--- Start of Document passage ---

If a bootstrap confidence interval (CI) can be interpreted as a standard CI (e.g., the range of null hypothesis values that cannot be rejected) [also stated in this post]. Is it ok to derive a p-value from a bootstrap distribution like this? When the null hypothesis is $H_0: \theta=\theta_0$ and a bootstrap ($1-\alpha$)$\times 100\%$ CI is ($\theta_L$, $\theta_U$)$_{\alpha}$. The p-value is $\alpha$ corresponding with $\theta_U=\theta_0$ or $\theta_L=\theta_0$.
This post also describes examples of converting CIs to p-values, but I do not completely understand...

--- End of Document passage ---

#### Written request 1
From the bootstrap question, copy the passage from "If a bootstrap" to "with $\theta_U=\theta_0$ or $\theta_L=\theta_0$.".
#### Written request 2
What example does the bootstrap question give of how a standard confidence interval can be interpreted?

--- Start of Source data ---

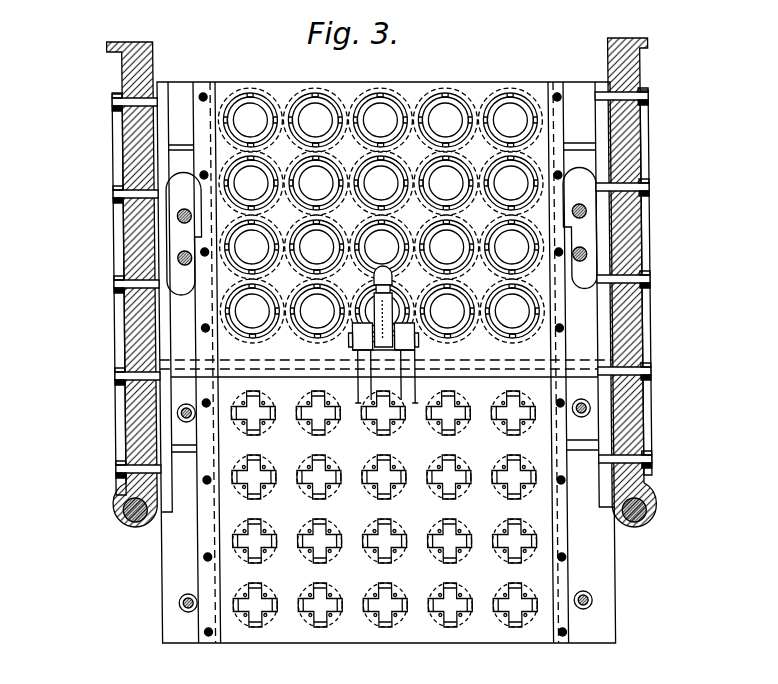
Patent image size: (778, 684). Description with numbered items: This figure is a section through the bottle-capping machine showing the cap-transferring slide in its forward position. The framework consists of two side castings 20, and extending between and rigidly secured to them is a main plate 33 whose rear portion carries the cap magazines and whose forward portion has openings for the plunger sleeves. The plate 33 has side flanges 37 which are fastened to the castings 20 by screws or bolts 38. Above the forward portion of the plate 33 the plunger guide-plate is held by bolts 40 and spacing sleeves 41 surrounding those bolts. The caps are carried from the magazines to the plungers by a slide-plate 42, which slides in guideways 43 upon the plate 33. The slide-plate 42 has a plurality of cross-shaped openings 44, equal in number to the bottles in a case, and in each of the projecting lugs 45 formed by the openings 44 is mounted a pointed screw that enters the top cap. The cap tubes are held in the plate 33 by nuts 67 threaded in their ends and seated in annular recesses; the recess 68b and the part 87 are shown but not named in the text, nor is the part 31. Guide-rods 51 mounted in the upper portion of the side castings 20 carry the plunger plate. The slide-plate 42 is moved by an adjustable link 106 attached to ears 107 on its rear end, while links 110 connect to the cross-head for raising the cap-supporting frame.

--- End of Source data ---

#### Task result 1
If a bootstrap confidence interval (CI) can be interpreted as a standard CI (e.g., the range of null hypothesis values that cannot be rejected) [also stated in this post]. Is it ok to derive a p-value from a bootstrap distribution like this? When the null hypothesis is $H_0: \theta=\theta_0$ and a bootstrap ($1-\alpha$)$\times 100\%$ CI is ($\theta_L$, $\theta_U$)$_{\alpha}$. The p-value is $\alpha$ corresponding with $\theta_U=\theta_0$ or $\theta_L=\theta_0$.

#### Task result 2
As the range of null hypothesis values that cannot be rejected.